━━━ Source records ━━━

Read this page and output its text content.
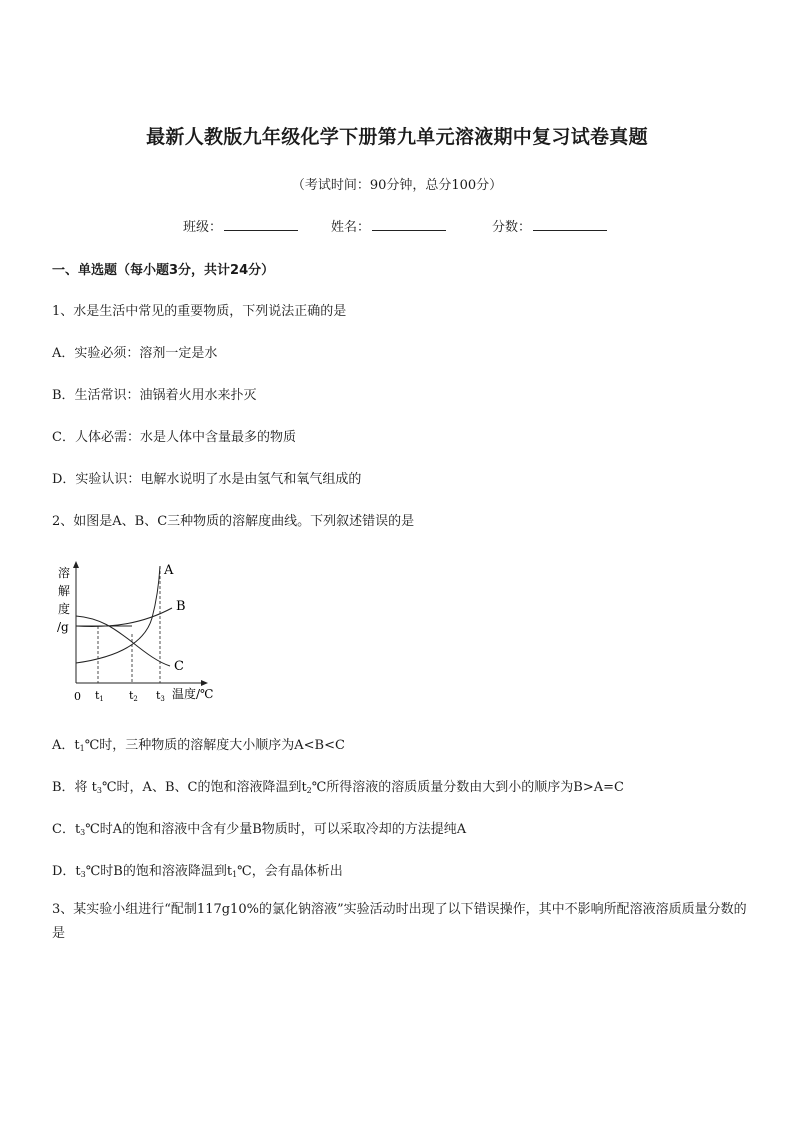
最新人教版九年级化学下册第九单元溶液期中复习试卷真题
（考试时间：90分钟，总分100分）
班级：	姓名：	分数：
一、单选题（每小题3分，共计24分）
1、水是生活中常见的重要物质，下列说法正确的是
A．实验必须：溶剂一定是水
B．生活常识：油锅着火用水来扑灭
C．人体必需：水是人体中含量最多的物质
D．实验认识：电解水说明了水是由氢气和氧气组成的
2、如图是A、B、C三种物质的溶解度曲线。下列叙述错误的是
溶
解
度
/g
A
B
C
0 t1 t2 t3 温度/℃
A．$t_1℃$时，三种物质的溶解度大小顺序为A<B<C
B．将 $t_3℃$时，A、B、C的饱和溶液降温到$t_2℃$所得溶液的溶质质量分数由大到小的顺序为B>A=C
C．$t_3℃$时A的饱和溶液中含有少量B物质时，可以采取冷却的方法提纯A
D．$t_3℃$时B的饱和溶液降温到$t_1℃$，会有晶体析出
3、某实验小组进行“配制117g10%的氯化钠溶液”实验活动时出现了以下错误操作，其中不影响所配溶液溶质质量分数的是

━━━
━━━ Source records ━━━

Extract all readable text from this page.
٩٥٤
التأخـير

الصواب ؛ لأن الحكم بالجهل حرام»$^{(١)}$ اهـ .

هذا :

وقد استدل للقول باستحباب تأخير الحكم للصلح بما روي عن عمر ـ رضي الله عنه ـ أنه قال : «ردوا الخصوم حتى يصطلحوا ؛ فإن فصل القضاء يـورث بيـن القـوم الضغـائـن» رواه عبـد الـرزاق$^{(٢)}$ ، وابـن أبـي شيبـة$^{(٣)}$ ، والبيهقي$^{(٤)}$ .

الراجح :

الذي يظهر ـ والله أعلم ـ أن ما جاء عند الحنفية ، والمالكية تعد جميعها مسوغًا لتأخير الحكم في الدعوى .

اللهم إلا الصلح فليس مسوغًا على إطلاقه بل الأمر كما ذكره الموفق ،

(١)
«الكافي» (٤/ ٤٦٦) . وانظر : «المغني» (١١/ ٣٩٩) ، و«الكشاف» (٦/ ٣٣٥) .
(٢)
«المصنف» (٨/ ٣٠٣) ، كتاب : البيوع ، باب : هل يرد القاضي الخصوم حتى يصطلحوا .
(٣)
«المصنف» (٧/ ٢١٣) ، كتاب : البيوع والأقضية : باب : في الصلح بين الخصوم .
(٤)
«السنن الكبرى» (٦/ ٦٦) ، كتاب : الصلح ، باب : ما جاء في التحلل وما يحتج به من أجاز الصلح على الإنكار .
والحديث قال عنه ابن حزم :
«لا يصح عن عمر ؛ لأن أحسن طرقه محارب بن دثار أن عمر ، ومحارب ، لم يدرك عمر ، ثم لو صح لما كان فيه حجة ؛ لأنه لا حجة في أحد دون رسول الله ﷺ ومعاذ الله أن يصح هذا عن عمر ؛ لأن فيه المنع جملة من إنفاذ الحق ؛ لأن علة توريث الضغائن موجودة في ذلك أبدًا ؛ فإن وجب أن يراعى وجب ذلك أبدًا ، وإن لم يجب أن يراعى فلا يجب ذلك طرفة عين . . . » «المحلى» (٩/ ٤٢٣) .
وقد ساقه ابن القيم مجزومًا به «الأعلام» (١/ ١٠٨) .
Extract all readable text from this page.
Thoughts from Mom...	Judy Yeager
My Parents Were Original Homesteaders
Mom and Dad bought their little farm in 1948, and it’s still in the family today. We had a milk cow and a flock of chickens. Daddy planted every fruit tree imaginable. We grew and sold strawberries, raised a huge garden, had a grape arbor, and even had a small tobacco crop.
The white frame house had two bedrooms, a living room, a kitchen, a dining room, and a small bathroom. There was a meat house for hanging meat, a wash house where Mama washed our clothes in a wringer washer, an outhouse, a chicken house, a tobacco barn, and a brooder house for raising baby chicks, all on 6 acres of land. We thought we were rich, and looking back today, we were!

━━━

Task description - Locate and copy each line in the data above that includes the word "المصنف".

Result -
«المصنف» (٨/ ٣٠٣) ، كتاب : البيوع ، باب : هل يرد القاضي الخصوم حتى يصطلحوا .
«المصنف» (٧/ ٢١٣) ، كتاب : البيوع والأقضية : باب : في الصلح بين الخصوم .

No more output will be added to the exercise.